_CONSEGNA_.
Trascrivi senza alcuna modifica il tratto che si apre con la riga contenente "current-trace bbox=[916, 244, 1492, 355]" e si chiude con la riga contenente "current-trace bbox=[916, 244, 1492, 359]", entrambe comprese.

_RIGHE RIPORTATE_.
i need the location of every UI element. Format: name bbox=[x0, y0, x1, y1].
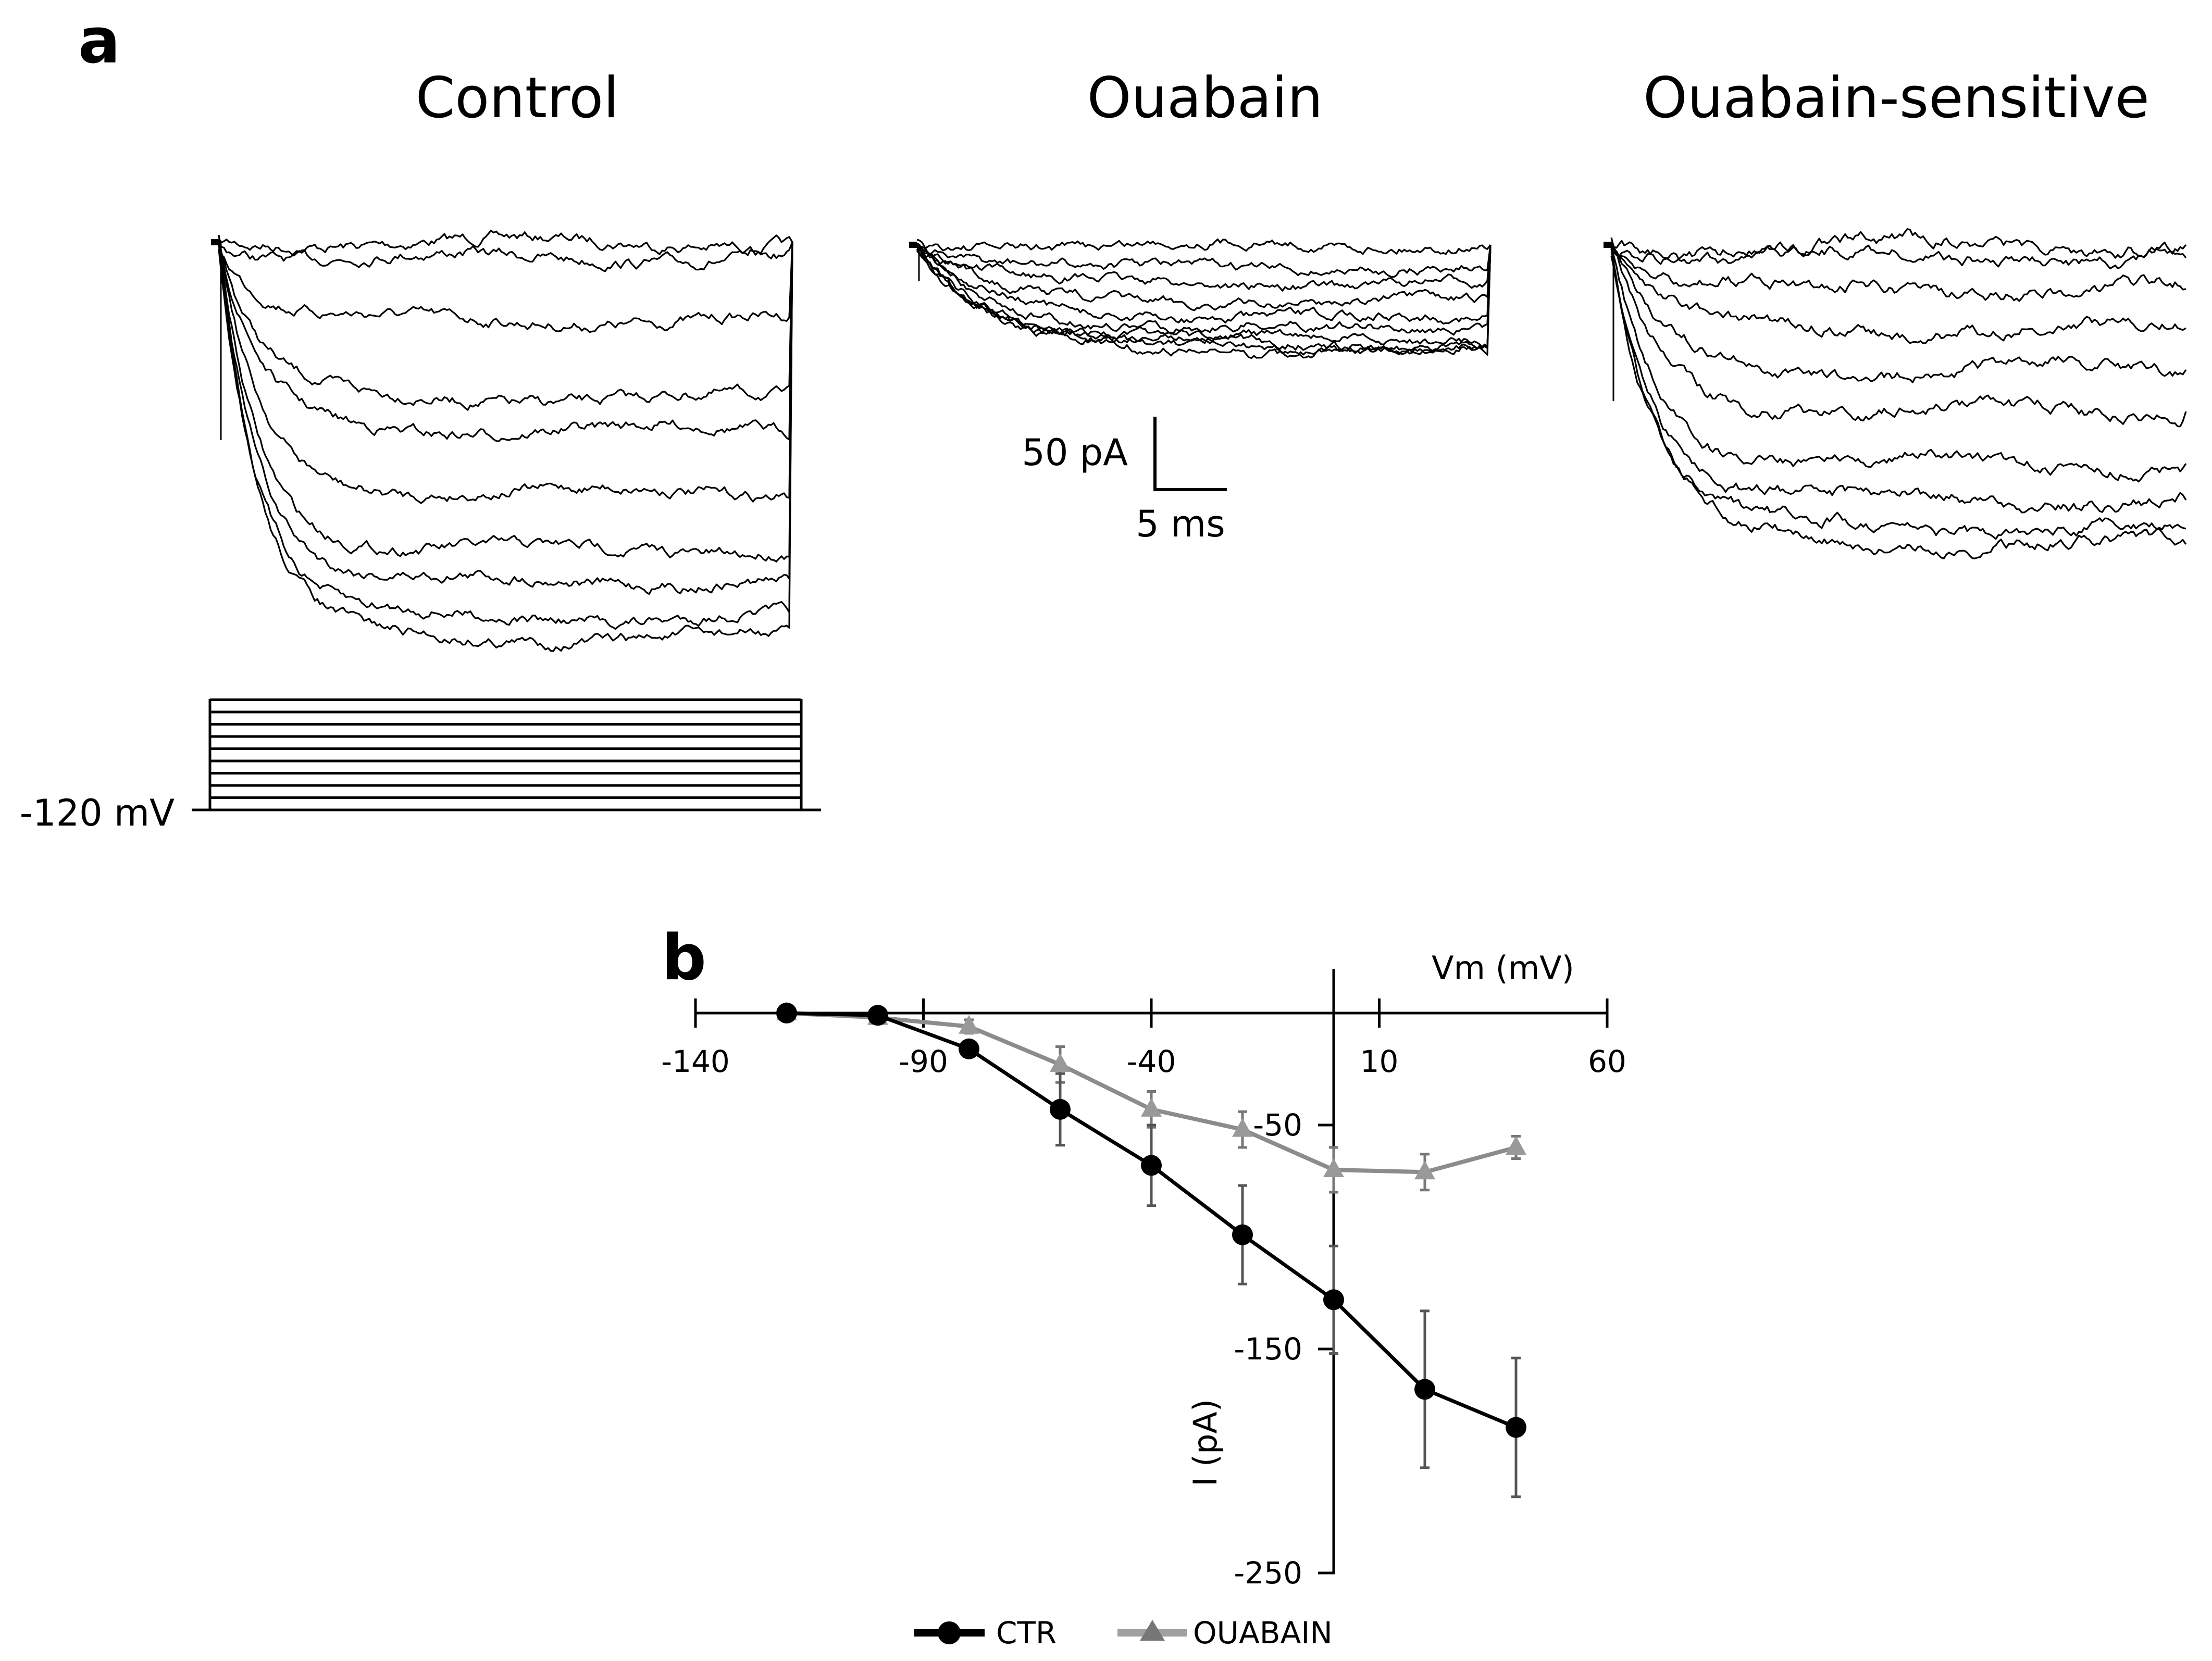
current-trace bbox=[916, 244, 1492, 355]
current-trace bbox=[1610, 251, 2186, 302]
protocol-steps bbox=[210, 698, 801, 799]
y-axis-title: I (pA) bbox=[1186, 1399, 1224, 1487]
data-point bbox=[959, 1015, 979, 1034]
control-current-traces bbox=[211, 230, 793, 652]
current-trace bbox=[916, 244, 1492, 359]
ouabain-current-traces bbox=[909, 238, 1492, 359]
data-point bbox=[959, 1038, 979, 1059]
current-trace bbox=[916, 244, 1492, 311]
current-trace bbox=[1610, 246, 2187, 514]
panel-b-letter: b bbox=[662, 922, 706, 994]
x-tick-label: 10 bbox=[1360, 1044, 1399, 1079]
current-trace bbox=[916, 242, 1492, 325]
current-trace bbox=[218, 242, 793, 595]
y-ticks: -50-150-250 bbox=[1234, 1107, 1335, 1591]
data-point bbox=[1050, 1098, 1071, 1120]
series-ctr bbox=[776, 1003, 1526, 1498]
data-point bbox=[1414, 1379, 1435, 1400]
current-trace bbox=[1610, 245, 2187, 483]
y-tick-label: -250 bbox=[1234, 1555, 1302, 1591]
current-trace bbox=[218, 230, 793, 257]
current-trace bbox=[1610, 245, 2186, 344]
legend-ctr-label: CTR bbox=[996, 1615, 1057, 1651]
series-layer bbox=[776, 1002, 1526, 1498]
ouabain-sensitive-title: Ouabain-sensitive bbox=[1643, 66, 2149, 131]
data-point bbox=[1232, 1224, 1253, 1245]
x-tick-label: -90 bbox=[899, 1044, 948, 1079]
data-point bbox=[1506, 1136, 1526, 1155]
current-trace bbox=[218, 242, 793, 411]
data-point bbox=[1141, 1097, 1162, 1117]
scale-bar-time-label: 5 ms bbox=[1136, 503, 1225, 545]
current-trace bbox=[1610, 228, 2187, 264]
data-point bbox=[867, 1005, 888, 1026]
current-trace bbox=[1610, 248, 2187, 559]
x-ticks: -140 -90 -40 10 60 bbox=[661, 998, 1626, 1079]
x-axis-title: Vm (mV) bbox=[1432, 949, 1574, 987]
current-trace bbox=[1610, 241, 2187, 428]
legend-ctr-marker bbox=[938, 1621, 961, 1644]
current-trace bbox=[218, 242, 793, 652]
data-point bbox=[1323, 1289, 1344, 1310]
iv-chart: -140 -90 -40 10 60 -50-150-250 Vm (mV) I (pA… bbox=[661, 949, 1626, 1591]
legend: CTR OUABAIN bbox=[914, 1615, 1333, 1651]
legend-ouabain-marker bbox=[1140, 1620, 1165, 1641]
control-title: Control bbox=[416, 66, 619, 131]
ouabain-sensitive-current-traces bbox=[1604, 228, 2187, 559]
current-trace bbox=[218, 234, 793, 504]
data-point bbox=[1506, 1417, 1526, 1438]
data-point bbox=[1050, 1053, 1071, 1072]
voltage-protocol: -120 mV bbox=[20, 698, 821, 834]
current-trace bbox=[218, 239, 793, 442]
x-tick-label: -40 bbox=[1127, 1044, 1176, 1079]
current-trace bbox=[916, 244, 1492, 349]
current-trace bbox=[916, 238, 1492, 255]
current-trace bbox=[1610, 237, 2187, 383]
legend-item-ctr: CTR bbox=[914, 1615, 1057, 1651]
scale-bar-current-label: 50 pA bbox=[1022, 431, 1128, 474]
data-point bbox=[1414, 1160, 1435, 1180]
data-point bbox=[776, 1003, 797, 1023]
x-tick-label: 60 bbox=[1588, 1044, 1626, 1079]
current-trace bbox=[218, 242, 793, 333]
current-trace bbox=[218, 242, 793, 630]
data-point bbox=[1141, 1155, 1162, 1176]
y-tick-label: -150 bbox=[1234, 1331, 1302, 1367]
current-trace bbox=[218, 242, 793, 563]
current-trace bbox=[218, 242, 793, 272]
scale-bar: 50 pA 5 ms bbox=[1022, 417, 1227, 545]
current-trace bbox=[1610, 256, 2186, 540]
current-trace bbox=[1610, 244, 2187, 270]
ouabain-title: Ouabain bbox=[1087, 66, 1323, 131]
panel-a-letter: a bbox=[78, 5, 120, 78]
data-point bbox=[1232, 1118, 1253, 1137]
data-point bbox=[1323, 1158, 1344, 1177]
x-tick-label: -140 bbox=[661, 1044, 730, 1079]
current-trace bbox=[916, 239, 1492, 336]
legend-item-ouabain: OUABAIN bbox=[1117, 1615, 1333, 1651]
legend-ouabain-label: OUABAIN bbox=[1193, 1615, 1333, 1651]
current-trace bbox=[916, 244, 1492, 292]
holding-potential-label: -120 mV bbox=[20, 792, 175, 834]
current-trace bbox=[916, 244, 1492, 278]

_RISPOSTA ALLA CONSEGNA_.
current-trace bbox=[916, 244, 1492, 355]
current-trace bbox=[1610, 251, 2186, 302]
protocol-steps bbox=[210, 698, 801, 799]
y-axis-title: I (pA) bbox=[1186, 1399, 1224, 1487]
data-point bbox=[959, 1015, 979, 1034]
control-current-traces bbox=[211, 230, 793, 652]
current-trace bbox=[916, 244, 1492, 359]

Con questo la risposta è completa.